▶ [RECORDS PROVIDED]:
○ ○ ○ ○ ○ ○ ○

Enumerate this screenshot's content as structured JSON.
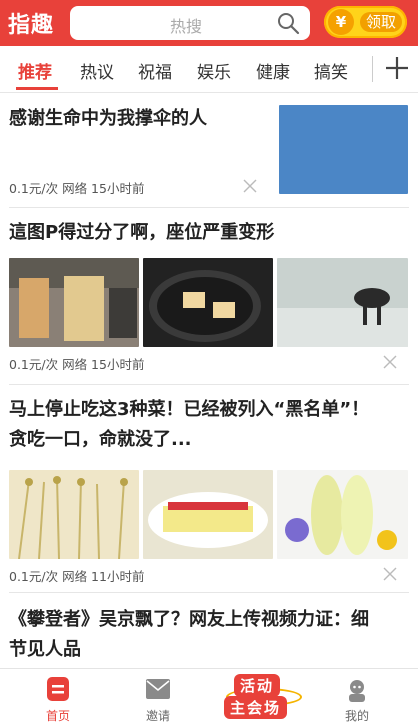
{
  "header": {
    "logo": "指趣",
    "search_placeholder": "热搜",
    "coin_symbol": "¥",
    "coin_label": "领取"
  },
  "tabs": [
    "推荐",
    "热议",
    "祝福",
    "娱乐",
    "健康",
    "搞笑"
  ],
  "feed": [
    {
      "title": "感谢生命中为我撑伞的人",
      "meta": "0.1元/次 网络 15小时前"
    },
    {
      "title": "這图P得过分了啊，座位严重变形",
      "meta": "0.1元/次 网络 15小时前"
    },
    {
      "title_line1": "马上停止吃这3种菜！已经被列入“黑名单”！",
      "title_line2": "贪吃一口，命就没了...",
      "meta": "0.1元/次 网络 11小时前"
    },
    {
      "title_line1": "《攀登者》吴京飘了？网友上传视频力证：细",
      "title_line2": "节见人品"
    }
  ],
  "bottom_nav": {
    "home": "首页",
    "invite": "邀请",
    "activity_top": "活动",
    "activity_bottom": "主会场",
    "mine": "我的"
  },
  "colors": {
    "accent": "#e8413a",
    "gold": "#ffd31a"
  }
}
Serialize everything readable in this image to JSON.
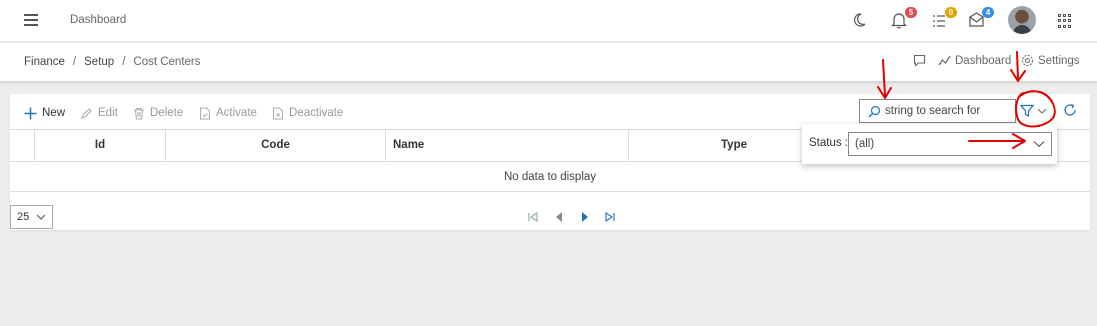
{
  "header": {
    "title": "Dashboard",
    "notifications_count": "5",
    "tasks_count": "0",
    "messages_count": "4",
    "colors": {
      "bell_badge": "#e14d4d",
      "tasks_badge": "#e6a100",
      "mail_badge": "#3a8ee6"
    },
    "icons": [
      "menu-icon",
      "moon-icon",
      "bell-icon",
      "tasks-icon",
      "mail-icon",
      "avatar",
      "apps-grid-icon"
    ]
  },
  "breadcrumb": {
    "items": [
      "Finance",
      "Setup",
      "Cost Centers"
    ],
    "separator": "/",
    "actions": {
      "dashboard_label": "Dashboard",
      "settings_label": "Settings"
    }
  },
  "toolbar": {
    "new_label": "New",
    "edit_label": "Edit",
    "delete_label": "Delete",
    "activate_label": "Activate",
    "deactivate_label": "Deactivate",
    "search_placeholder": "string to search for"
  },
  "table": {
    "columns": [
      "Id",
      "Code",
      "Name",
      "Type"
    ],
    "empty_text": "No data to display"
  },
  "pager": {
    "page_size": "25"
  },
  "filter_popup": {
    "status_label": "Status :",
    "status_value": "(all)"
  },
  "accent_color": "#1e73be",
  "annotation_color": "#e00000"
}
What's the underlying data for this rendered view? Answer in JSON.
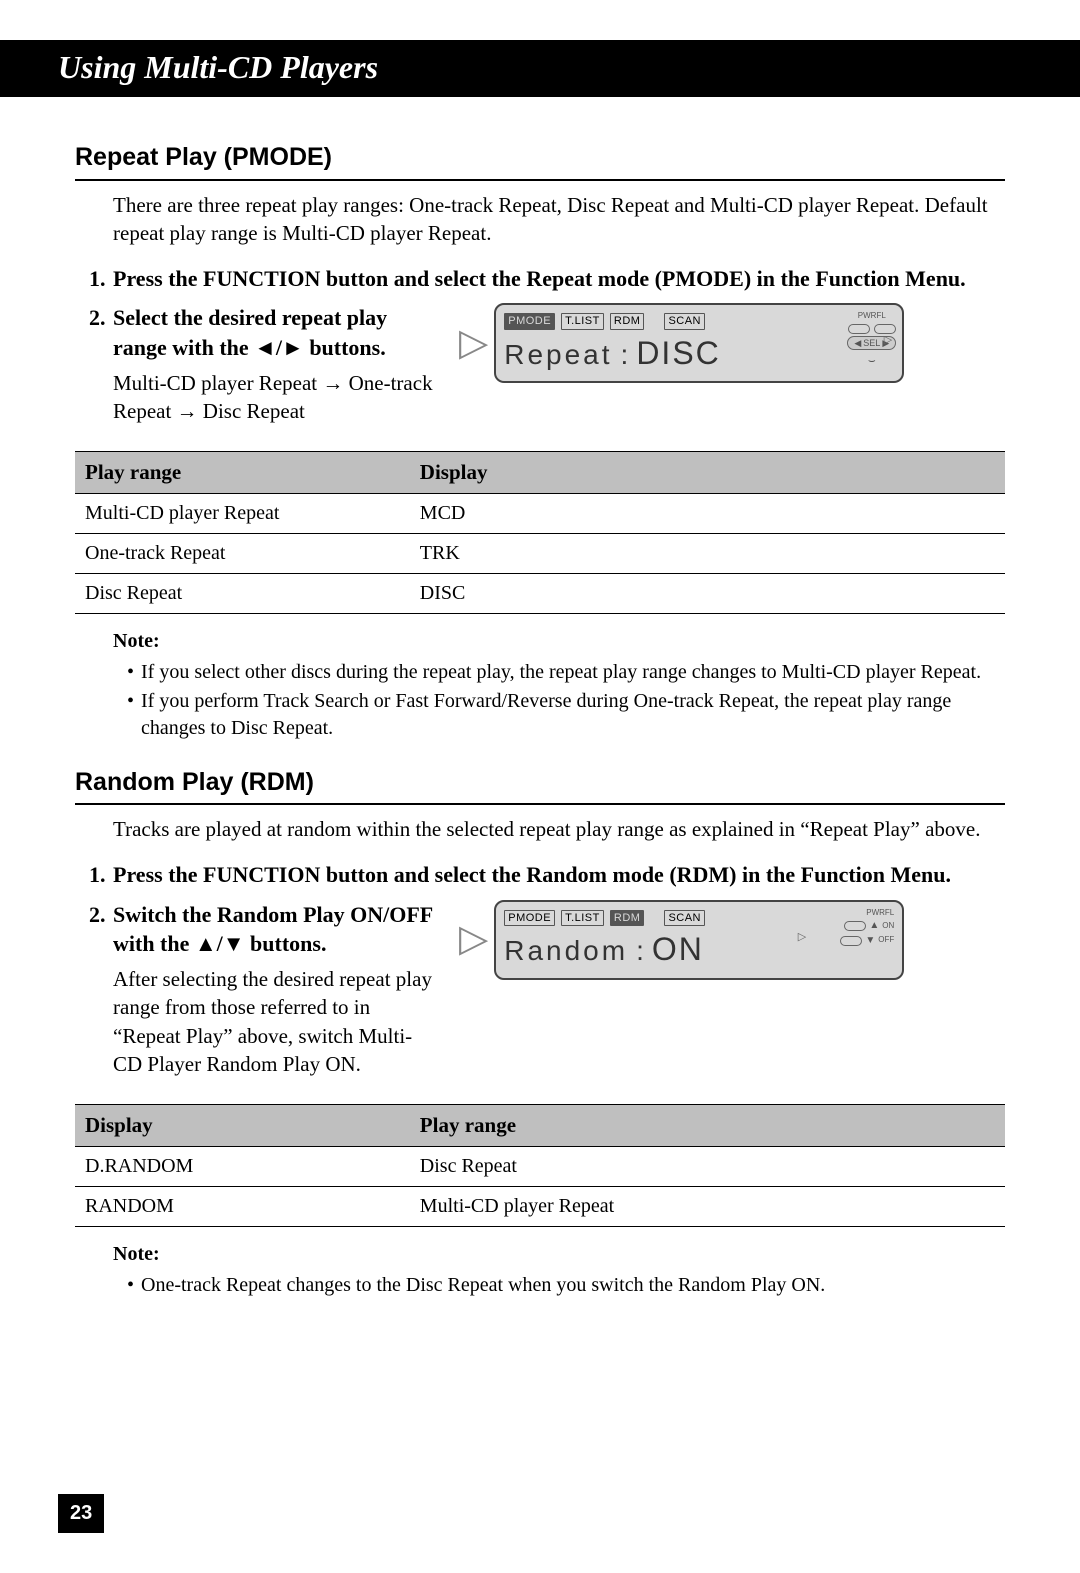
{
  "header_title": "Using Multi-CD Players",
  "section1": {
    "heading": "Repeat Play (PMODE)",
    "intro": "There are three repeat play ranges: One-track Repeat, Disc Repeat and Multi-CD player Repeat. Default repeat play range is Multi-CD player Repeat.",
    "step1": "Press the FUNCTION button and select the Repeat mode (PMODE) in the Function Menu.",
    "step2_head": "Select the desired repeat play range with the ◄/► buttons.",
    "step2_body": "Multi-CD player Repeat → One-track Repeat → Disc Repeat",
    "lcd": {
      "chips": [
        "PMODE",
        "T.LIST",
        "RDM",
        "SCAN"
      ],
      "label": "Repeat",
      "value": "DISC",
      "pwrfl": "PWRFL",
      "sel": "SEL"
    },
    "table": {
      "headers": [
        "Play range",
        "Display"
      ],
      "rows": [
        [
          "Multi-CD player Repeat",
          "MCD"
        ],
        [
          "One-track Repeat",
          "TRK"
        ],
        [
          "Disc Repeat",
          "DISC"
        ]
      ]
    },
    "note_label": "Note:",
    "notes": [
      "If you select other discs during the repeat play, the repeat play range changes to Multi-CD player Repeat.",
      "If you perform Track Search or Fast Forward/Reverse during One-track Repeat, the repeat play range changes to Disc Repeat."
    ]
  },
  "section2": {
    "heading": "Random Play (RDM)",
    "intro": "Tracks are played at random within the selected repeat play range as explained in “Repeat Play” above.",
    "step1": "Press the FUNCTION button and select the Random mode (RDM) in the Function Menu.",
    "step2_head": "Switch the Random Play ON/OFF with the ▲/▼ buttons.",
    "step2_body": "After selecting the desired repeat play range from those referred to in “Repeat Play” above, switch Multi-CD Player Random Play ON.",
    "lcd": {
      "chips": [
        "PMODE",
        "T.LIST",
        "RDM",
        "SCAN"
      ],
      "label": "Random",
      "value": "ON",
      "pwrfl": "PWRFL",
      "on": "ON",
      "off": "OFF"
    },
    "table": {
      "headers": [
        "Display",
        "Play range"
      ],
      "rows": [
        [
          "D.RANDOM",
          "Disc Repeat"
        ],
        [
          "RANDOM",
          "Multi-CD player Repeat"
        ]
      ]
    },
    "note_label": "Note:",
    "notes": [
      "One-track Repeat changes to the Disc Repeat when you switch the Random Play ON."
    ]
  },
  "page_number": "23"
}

○ ○ ○ ○ ○ ○ ○

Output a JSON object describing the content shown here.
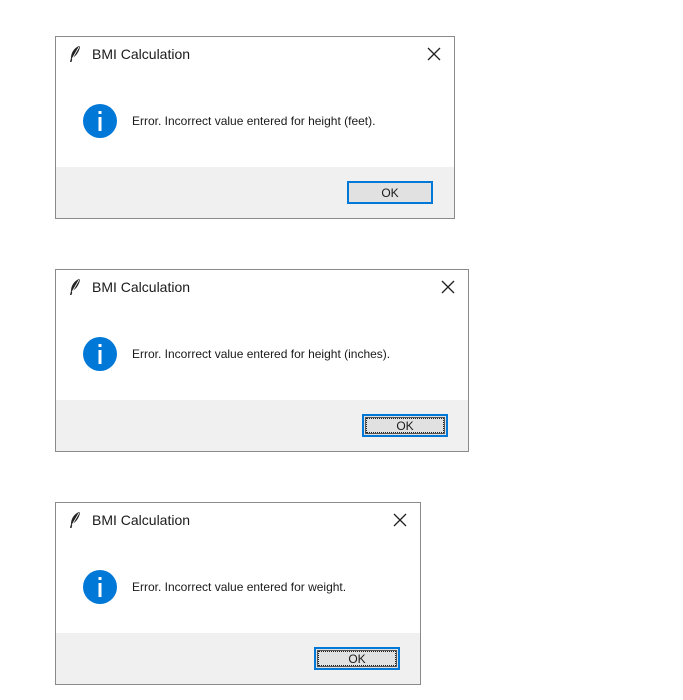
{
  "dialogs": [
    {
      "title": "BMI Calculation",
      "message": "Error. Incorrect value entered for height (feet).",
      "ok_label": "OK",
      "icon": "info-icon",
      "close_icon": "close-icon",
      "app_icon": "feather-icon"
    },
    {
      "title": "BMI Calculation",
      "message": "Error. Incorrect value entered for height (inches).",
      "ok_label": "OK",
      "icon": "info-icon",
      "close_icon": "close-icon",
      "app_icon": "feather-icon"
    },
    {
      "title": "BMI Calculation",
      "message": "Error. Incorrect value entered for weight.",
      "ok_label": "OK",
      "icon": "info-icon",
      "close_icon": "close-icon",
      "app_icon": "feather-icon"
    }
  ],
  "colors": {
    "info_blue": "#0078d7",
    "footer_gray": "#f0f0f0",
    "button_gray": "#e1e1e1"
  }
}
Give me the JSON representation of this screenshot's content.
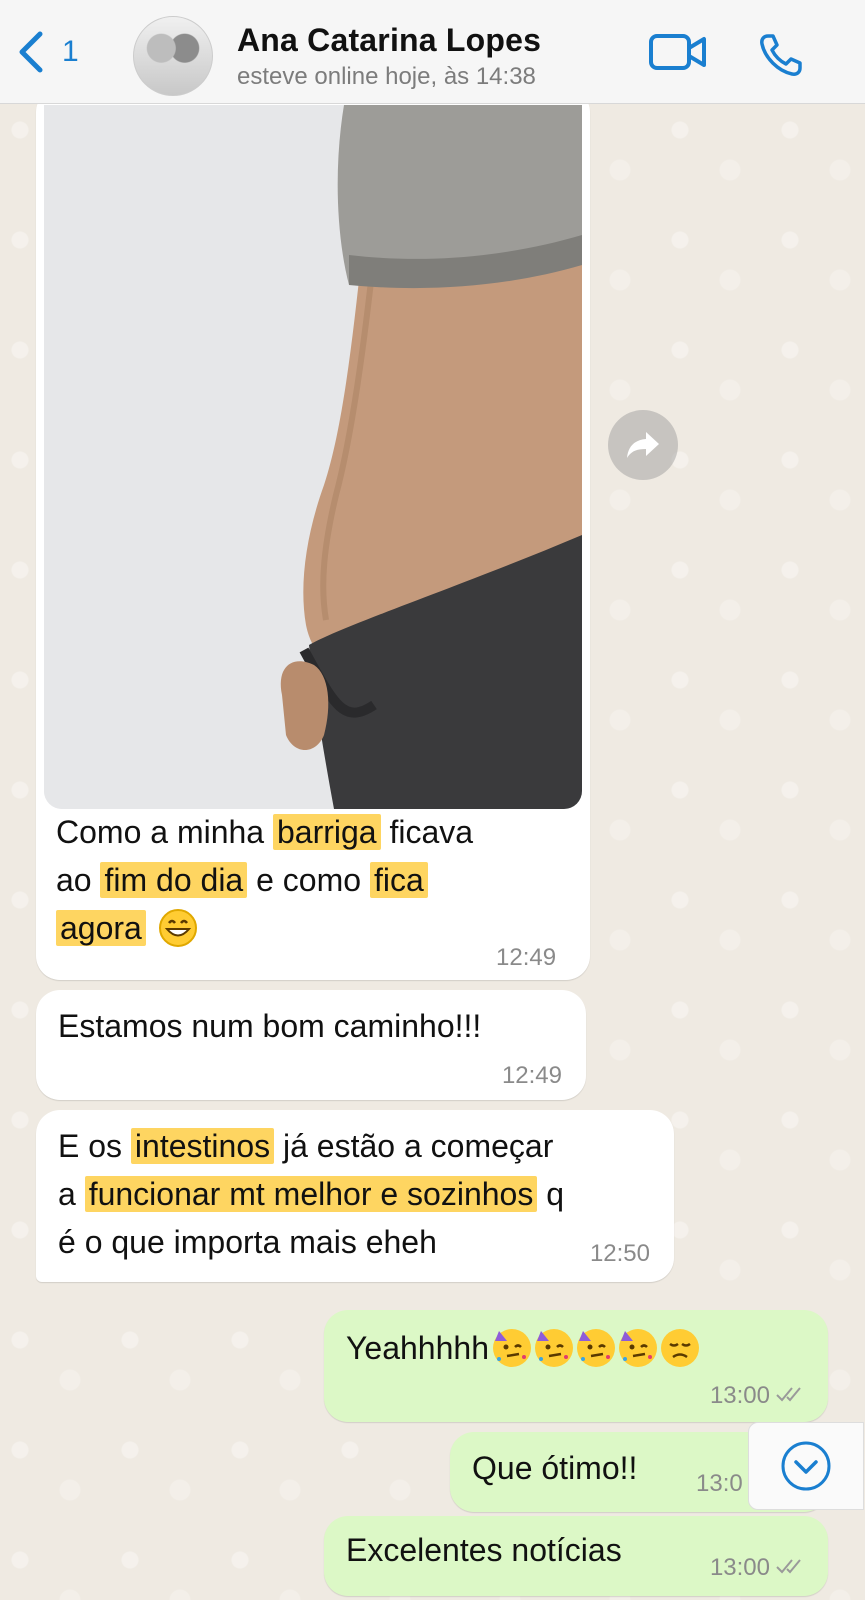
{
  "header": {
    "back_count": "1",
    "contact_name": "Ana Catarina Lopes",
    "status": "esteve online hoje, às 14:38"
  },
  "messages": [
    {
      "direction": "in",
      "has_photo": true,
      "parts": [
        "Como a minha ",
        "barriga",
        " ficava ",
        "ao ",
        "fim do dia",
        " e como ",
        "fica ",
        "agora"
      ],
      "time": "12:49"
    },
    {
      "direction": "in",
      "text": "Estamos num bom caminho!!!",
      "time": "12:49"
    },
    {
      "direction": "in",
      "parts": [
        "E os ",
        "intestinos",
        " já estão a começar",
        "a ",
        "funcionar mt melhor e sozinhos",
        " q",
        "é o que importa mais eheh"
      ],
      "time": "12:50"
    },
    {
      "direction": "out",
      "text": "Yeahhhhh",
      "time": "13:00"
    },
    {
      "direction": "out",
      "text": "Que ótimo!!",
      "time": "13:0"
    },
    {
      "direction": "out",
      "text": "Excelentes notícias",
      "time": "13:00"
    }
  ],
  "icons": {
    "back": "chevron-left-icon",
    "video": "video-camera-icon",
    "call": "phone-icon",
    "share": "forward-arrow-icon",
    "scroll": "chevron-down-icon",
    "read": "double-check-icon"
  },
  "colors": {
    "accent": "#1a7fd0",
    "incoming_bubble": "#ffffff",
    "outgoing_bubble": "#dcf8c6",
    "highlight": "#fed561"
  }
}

○ ○ ○ ○ ○ ○ ○

▶ [DIRECTIONS FOR THIS TASK]: Using the material above, copy every line in which the string "chevron" occurs.

▶ [EXERCISE OUTPUT]:
    "back": "chevron-left-icon",
    "scroll": "chevron-down-icon",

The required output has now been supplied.